» GIVEN RECORDS:

————————

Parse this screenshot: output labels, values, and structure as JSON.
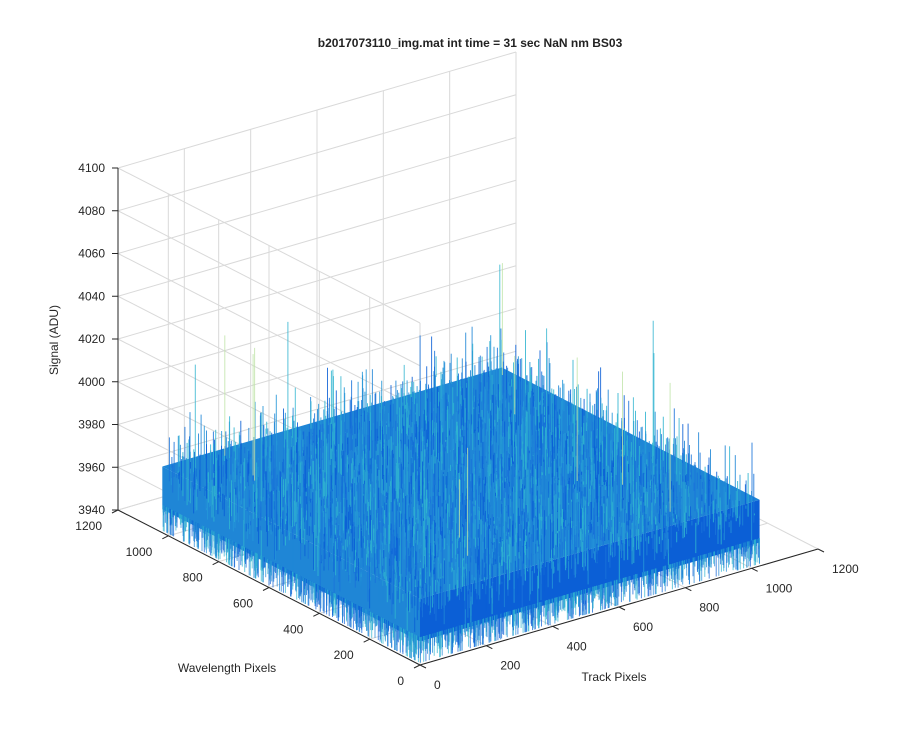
{
  "chart_data": {
    "type": "surface",
    "title": "b2017073110_img.mat int time = 31 sec  NaN nm BS03",
    "xlabel": "Track Pixels",
    "ylabel": "Wavelength Pixels",
    "zlabel": "Signal (ADU)",
    "x_ticks": [
      "0",
      "200",
      "400",
      "600",
      "800",
      "1000",
      "1200"
    ],
    "y_ticks": [
      "0",
      "200",
      "400",
      "600",
      "800",
      "1000",
      "1200"
    ],
    "z_ticks": [
      "3940",
      "3960",
      "3980",
      "4000",
      "4020",
      "4040",
      "4060",
      "4080",
      "4100"
    ],
    "xlim": [
      0,
      1200
    ],
    "ylim": [
      0,
      1200
    ],
    "zlim": [
      3940,
      4100
    ],
    "x_extent": [
      0,
      1024
    ],
    "y_extent": [
      0,
      1024
    ],
    "z_mean": 3963,
    "z_noise_range": [
      3945,
      4040
    ],
    "colormap": "parula",
    "grid": true,
    "colors": {
      "surface_low": "#0b5fd6",
      "surface_mid": "#1f86d6",
      "surface_high": "#2fb4d0",
      "spike": "#bfe3a8"
    }
  }
}
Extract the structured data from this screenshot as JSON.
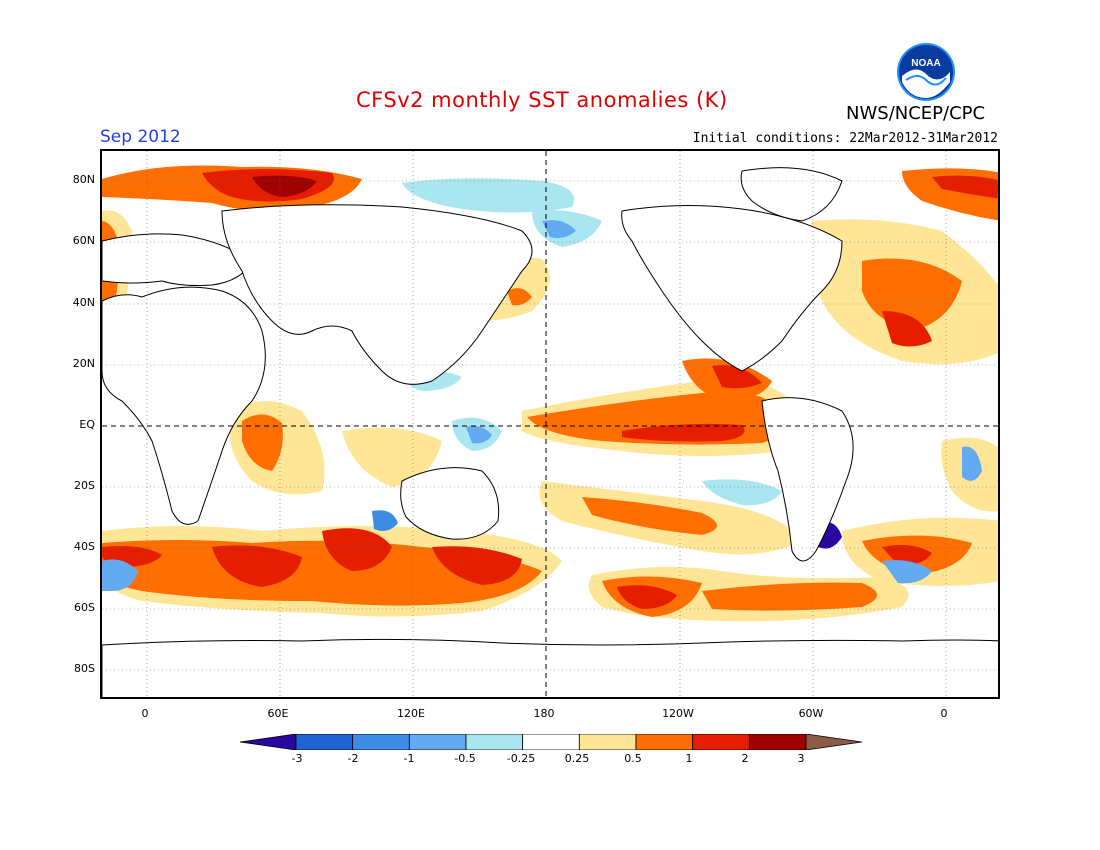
{
  "header": {
    "title": "CFSv2 monthly SST anomalies (K)",
    "month": "Sep 2012",
    "initial_conditions": "Initial conditions: 22Mar2012-31Mar2012",
    "agency": "NWS/NCEP/CPC",
    "logo_text": "NOAA"
  },
  "axes": {
    "lat_labels": [
      "80N",
      "60N",
      "40N",
      "20N",
      "EQ",
      "20S",
      "40S",
      "60S",
      "80S"
    ],
    "lon_labels": [
      "0",
      "60E",
      "120E",
      "180",
      "120W",
      "60W",
      "0"
    ]
  },
  "legend": {
    "labels": [
      "-3",
      "-2",
      "-1",
      "-0.5",
      "-0.25",
      "0.25",
      "0.5",
      "1",
      "2",
      "3"
    ],
    "colors": [
      "#2a08a0",
      "#1e64d2",
      "#3c8ce6",
      "#64aaf0",
      "#aae6f0",
      "#ffffff",
      "#ffe696",
      "#ff6e00",
      "#e61e00",
      "#a00000",
      "#8c5a46"
    ]
  },
  "colors": {
    "title": "#e00000",
    "month": "#2040e0",
    "land": "#ffffff"
  }
}
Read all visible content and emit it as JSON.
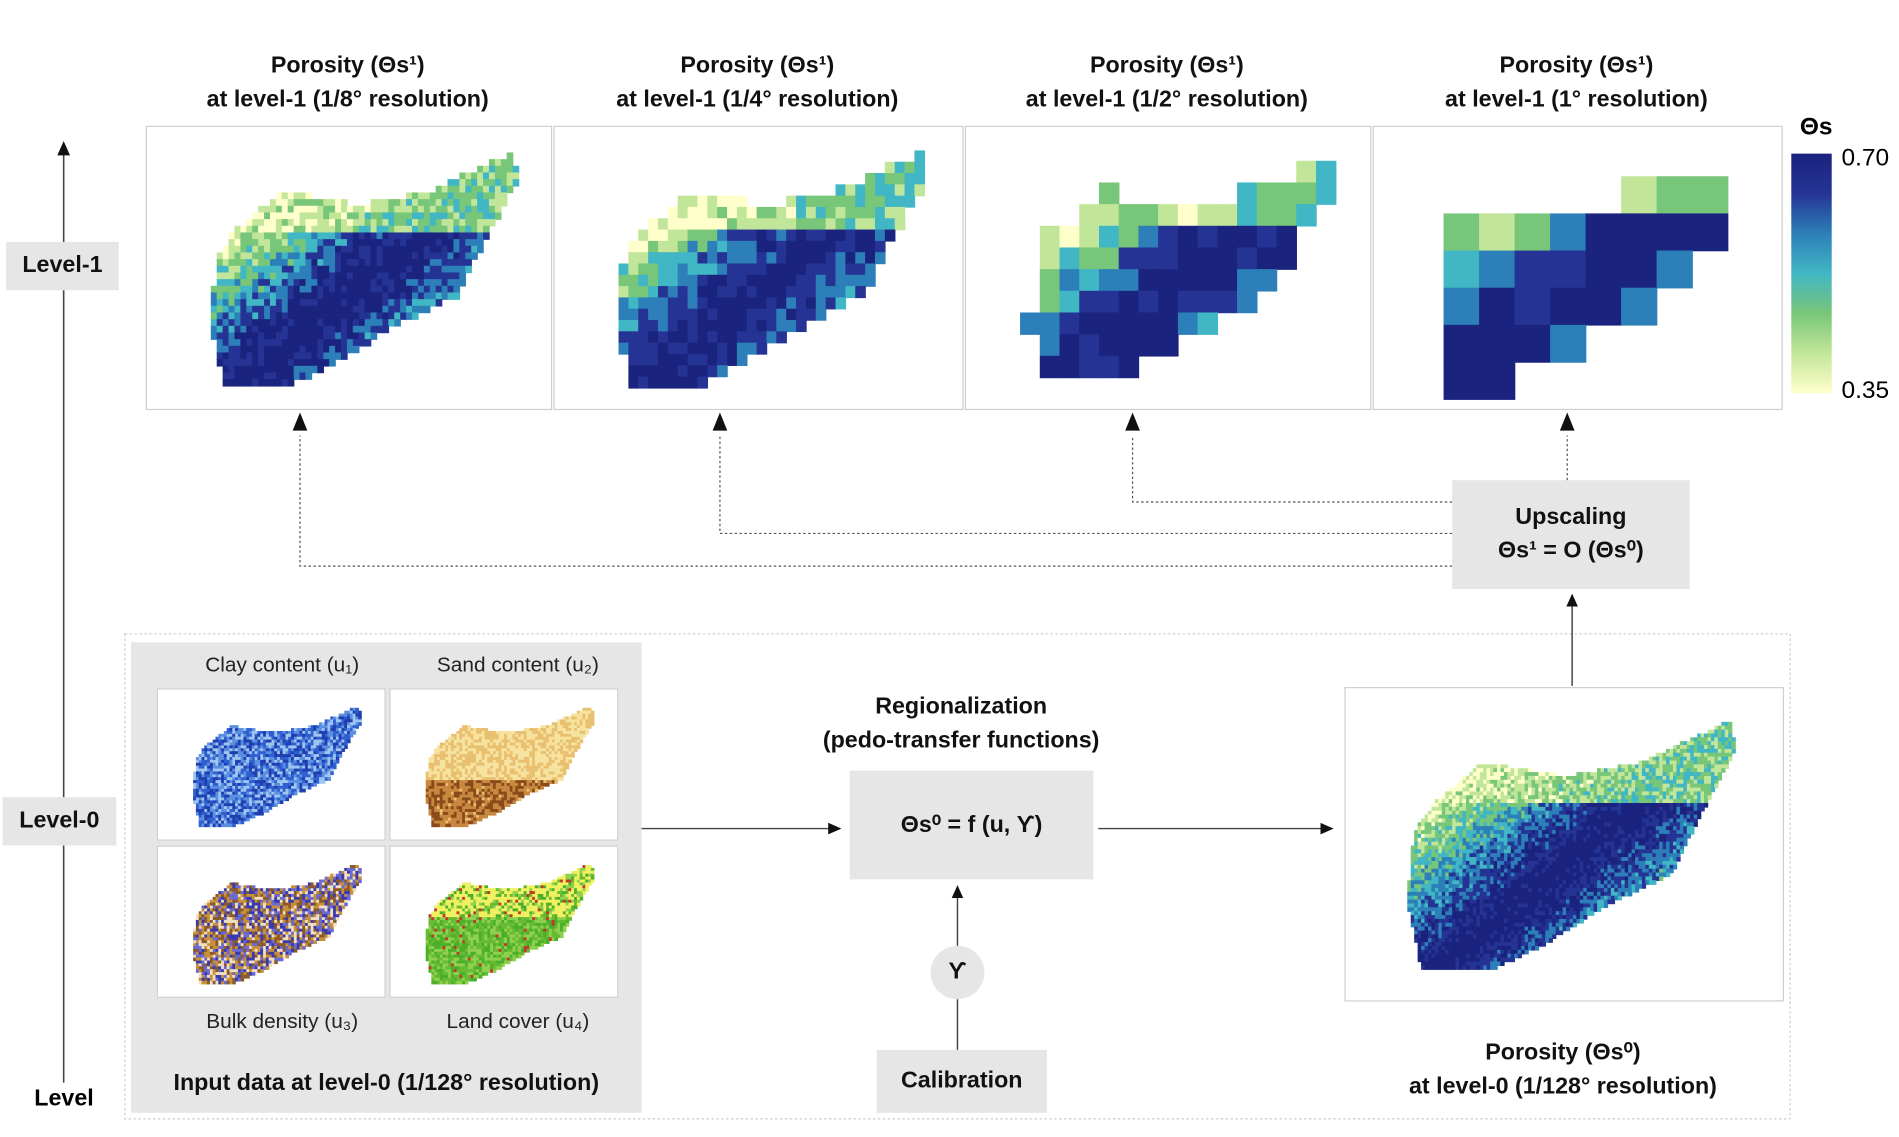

————————

» WORK INSTRUCTIONS: Transcribe the records above exactly, omitting every picture they contain.

» ANSWER IN FULL:
Parse this screenshot: output labels, values, and structure as JSON.
{
  "chart_data": {
    "type": "surface",
    "title": "b2017073110_img.mat int time = 31 sec  NaN nm BS03",
    "xlabel": "Track Pixels",
    "ylabel": "Wavelength Pixels",
    "zlabel": "Signal (ADU)",
    "x_ticks": [
      "0",
      "200",
      "400",
      "600",
      "800",
      "1000",
      "1200"
    ],
    "y_ticks": [
      "0",
      "200",
      "400",
      "600",
      "800",
      "1000",
      "1200"
    ],
    "z_ticks": [
      "3940",
      "3960",
      "3980",
      "4000",
      "4020",
      "4040",
      "4060",
      "4080",
      "4100"
    ],
    "xlim": [
      0,
      1200
    ],
    "ylim": [
      0,
      1200
    ],
    "zlim": [
      3940,
      4100
    ],
    "x_extent": [
      0,
      1024
    ],
    "y_extent": [
      0,
      1024
    ],
    "z_mean": 3963,
    "z_noise_range": [
      3945,
      4040
    ],
    "colormap": "parula",
    "grid": true,
    "colors": {
      "surface_low": "#0b5fd6",
      "surface_mid": "#1f86d6",
      "surface_high": "#2fb4d0",
      "spike": "#bfe3a8"
    }
  }
}
Extract the structured data from this screenshot as JSON.
{
  "header": {
    "title": "CFSv2 monthly SST anomalies (K)",
    "month": "Sep 2012",
    "initial_conditions": "Initial conditions: 22Mar2012-31Mar2012",
    "agency": "NWS/NCEP/CPC",
    "logo_text": "NOAA"
  },
  "axes": {
    "lat_labels": [
      "80N",
      "60N",
      "40N",
      "20N",
      "EQ",
      "20S",
      "40S",
      "60S",
      "80S"
    ],
    "lon_labels": [
      "0",
      "60E",
      "120E",
      "180",
      "120W",
      "60W",
      "0"
    ]
  },
  "legend": {
    "labels": [
      "-3",
      "-2",
      "-1",
      "-0.5",
      "-0.25",
      "0.25",
      "0.5",
      "1",
      "2",
      "3"
    ],
    "colors": [
      "#2a08a0",
      "#1e64d2",
      "#3c8ce6",
      "#64aaf0",
      "#aae6f0",
      "#ffffff",
      "#ffe696",
      "#ff6e00",
      "#e61e00",
      "#a00000",
      "#8c5a46"
    ]
  },
  "colors": {
    "title": "#e00000",
    "month": "#2040e0",
    "land": "#ffffff"
  }
}
Read all visible content and emit it as JSON.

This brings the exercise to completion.